#### Extracts from a graphics dataset:
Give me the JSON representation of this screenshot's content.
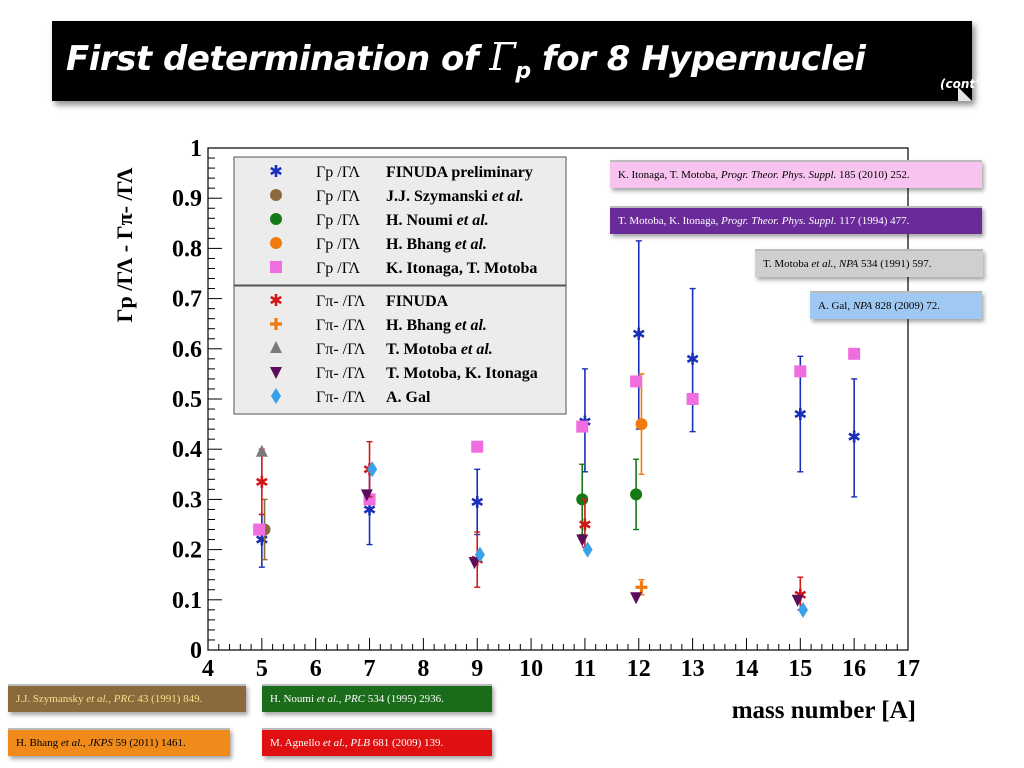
{
  "title": {
    "prefix": "First determination of ",
    "gamma": "Γ",
    "gamma_sub": "p",
    "suffix": " for 8 Hypernuclei",
    "note": "(cont’d)"
  },
  "references": [
    {
      "id": "itonaga",
      "authors": "K. Itonaga, T. Motoba, ",
      "journal": "Progr. Theor. Phys. Suppl.",
      "rest": " 185 (2010) 252.",
      "bg": "#f9c3f0",
      "fg": "#000000"
    },
    {
      "id": "motoba-itonaga",
      "authors": "T. Motoba, K. Itonaga, ",
      "journal": "Progr. Theor. Phys. Suppl.",
      "rest": " 117 (1994) 477.",
      "bg": "#6a2a9a",
      "fg": "#ffffff"
    },
    {
      "id": "motoba",
      "authors": "T. Motoba ",
      "journal": "et al., NPA",
      "rest": " 534 (1991) 597.",
      "bg": "#cfcfcf",
      "fg": "#000000"
    },
    {
      "id": "gal",
      "authors": "A. Gal, ",
      "journal": "NPA",
      "rest": " 828 (2009) 72.",
      "bg": "#9fc8f2",
      "fg": "#000000"
    },
    {
      "id": "szymansky",
      "authors": "J.J. Szymansky ",
      "journal": "et al., PRC",
      "rest": " 43 (1991) 849.",
      "bg": "#8a6a3c",
      "fg": "#f5e08a"
    },
    {
      "id": "noumi",
      "authors": "H. Noumi ",
      "journal": "et al., PRC",
      "rest": " 534 (1995) 2936.",
      "bg": "#1a6b1a",
      "fg": "#ffffff"
    },
    {
      "id": "bhang",
      "authors": "H. Bhang ",
      "journal": "et al., JKPS",
      "rest": " 59 (2011) 1461.",
      "bg": "#f08a1a",
      "fg": "#000000"
    },
    {
      "id": "agnello",
      "authors": "M. Agnello ",
      "journal": "et al., PLB",
      "rest": " 681 (2009) 139.",
      "bg": "#e01010",
      "fg": "#ffffff"
    }
  ],
  "chart_data": {
    "type": "scatter",
    "xlabel": "mass number [A]",
    "ylabel": "Γp /ΓΛ - Γπ- /ΓΛ",
    "xlim": [
      4,
      17
    ],
    "ylim": [
      0,
      1
    ],
    "x_ticks": [
      "4",
      "5",
      "6",
      "7",
      "8",
      "9",
      "10",
      "11",
      "12",
      "13",
      "14",
      "15",
      "16",
      "17"
    ],
    "y_ticks": [
      "0",
      "0.1",
      "0.2",
      "0.3",
      "0.4",
      "0.5",
      "0.6",
      "0.7",
      "0.8",
      "0.9",
      "1"
    ],
    "grid": false,
    "legend_position": "top-left",
    "legend_groups": [
      [
        {
          "series": "finuda-prelim",
          "ratio": "Γp /ΓΛ",
          "source": "FINUDA preliminary",
          "etal": ""
        },
        {
          "series": "szymanski",
          "ratio": "Γp /ΓΛ",
          "source": "J.J. Szymanski ",
          "etal": "et al."
        },
        {
          "series": "noumi",
          "ratio": "Γp /ΓΛ",
          "source": "H. Noumi ",
          "etal": "et al."
        },
        {
          "series": "bhang-p",
          "ratio": "Γp /ΓΛ",
          "source": "H. Bhang ",
          "etal": "et al."
        },
        {
          "series": "itonaga",
          "ratio": "Γp /ΓΛ",
          "source": "K. Itonaga, T. Motoba",
          "etal": ""
        }
      ],
      [
        {
          "series": "finuda",
          "ratio": "Γπ- /ΓΛ",
          "source": "FINUDA",
          "etal": ""
        },
        {
          "series": "bhang-pi",
          "ratio": "Γπ- /ΓΛ",
          "source": "H. Bhang ",
          "etal": "et al."
        },
        {
          "series": "motoba",
          "ratio": "Γπ- /ΓΛ",
          "source": "T. Motoba ",
          "etal": "et al."
        },
        {
          "series": "motoba-itonaga",
          "ratio": "Γπ- /ΓΛ",
          "source": "T. Motoba, K. Itonaga",
          "etal": ""
        },
        {
          "series": "gal",
          "ratio": "Γπ- /ΓΛ",
          "source": "A. Gal",
          "etal": ""
        }
      ]
    ],
    "series": [
      {
        "key": "finuda-prelim",
        "marker": "star",
        "color": "#1a2fb8",
        "points": [
          {
            "x": 5,
            "y": 0.22,
            "lo": 0.165,
            "hi": 0.27
          },
          {
            "x": 7,
            "y": 0.28,
            "lo": 0.21,
            "hi": 0.36
          },
          {
            "x": 9,
            "y": 0.295,
            "lo": 0.23,
            "hi": 0.36
          },
          {
            "x": 11,
            "y": 0.455,
            "lo": 0.355,
            "hi": 0.56
          },
          {
            "x": 12,
            "y": 0.63,
            "lo": 0.44,
            "hi": 0.815
          },
          {
            "x": 13,
            "y": 0.58,
            "lo": 0.435,
            "hi": 0.72
          },
          {
            "x": 15,
            "y": 0.47,
            "lo": 0.355,
            "hi": 0.585
          },
          {
            "x": 16,
            "y": 0.425,
            "lo": 0.305,
            "hi": 0.54
          }
        ]
      },
      {
        "key": "szymanski",
        "marker": "circle",
        "color": "#8b6a3e",
        "points": [
          {
            "x": 5.05,
            "y": 0.24,
            "lo": 0.18,
            "hi": 0.3
          }
        ]
      },
      {
        "key": "noumi",
        "marker": "circle",
        "color": "#157a15",
        "points": [
          {
            "x": 10.95,
            "y": 0.3,
            "lo": 0.23,
            "hi": 0.37
          },
          {
            "x": 11.95,
            "y": 0.31,
            "lo": 0.24,
            "hi": 0.38
          }
        ]
      },
      {
        "key": "bhang-p",
        "marker": "circle",
        "color": "#f07a10",
        "points": [
          {
            "x": 12.05,
            "y": 0.45,
            "lo": 0.35,
            "hi": 0.55
          }
        ]
      },
      {
        "key": "itonaga",
        "marker": "square",
        "color": "#f06de0",
        "points": [
          {
            "x": 4.95,
            "y": 0.24
          },
          {
            "x": 7,
            "y": 0.3
          },
          {
            "x": 9,
            "y": 0.405
          },
          {
            "x": 10.95,
            "y": 0.445
          },
          {
            "x": 11.95,
            "y": 0.535
          },
          {
            "x": 13,
            "y": 0.5
          },
          {
            "x": 15,
            "y": 0.555
          },
          {
            "x": 16,
            "y": 0.59
          }
        ]
      },
      {
        "key": "finuda",
        "marker": "star",
        "color": "#d01818",
        "points": [
          {
            "x": 5,
            "y": 0.335,
            "lo": 0.27,
            "hi": 0.4
          },
          {
            "x": 7,
            "y": 0.36,
            "lo": 0.305,
            "hi": 0.415
          },
          {
            "x": 9,
            "y": 0.18,
            "lo": 0.125,
            "hi": 0.235
          },
          {
            "x": 11,
            "y": 0.25,
            "lo": 0.205,
            "hi": 0.3
          },
          {
            "x": 15,
            "y": 0.11,
            "lo": 0.08,
            "hi": 0.145
          }
        ]
      },
      {
        "key": "bhang-pi",
        "marker": "plus",
        "color": "#f07a10",
        "points": [
          {
            "x": 12.05,
            "y": 0.125,
            "lo": 0.11,
            "hi": 0.14
          }
        ]
      },
      {
        "key": "motoba",
        "marker": "triangle",
        "color": "#7a7a7a",
        "points": [
          {
            "x": 5,
            "y": 0.395
          }
        ]
      },
      {
        "key": "motoba-itonaga",
        "marker": "down-triangle",
        "color": "#5a0d5a",
        "points": [
          {
            "x": 6.95,
            "y": 0.31
          },
          {
            "x": 8.95,
            "y": 0.175
          },
          {
            "x": 10.95,
            "y": 0.22
          },
          {
            "x": 11.95,
            "y": 0.105
          },
          {
            "x": 14.95,
            "y": 0.1
          }
        ]
      },
      {
        "key": "gal",
        "marker": "diamond",
        "color": "#3aa0e8",
        "points": [
          {
            "x": 7.05,
            "y": 0.36
          },
          {
            "x": 9.05,
            "y": 0.19
          },
          {
            "x": 11.05,
            "y": 0.2
          },
          {
            "x": 15.05,
            "y": 0.08
          }
        ]
      }
    ]
  }
}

#### Instructions for the task:
Determine the number of lines in the listing that contain the string "color". Write that number and nothing else.

#### Correct output:
10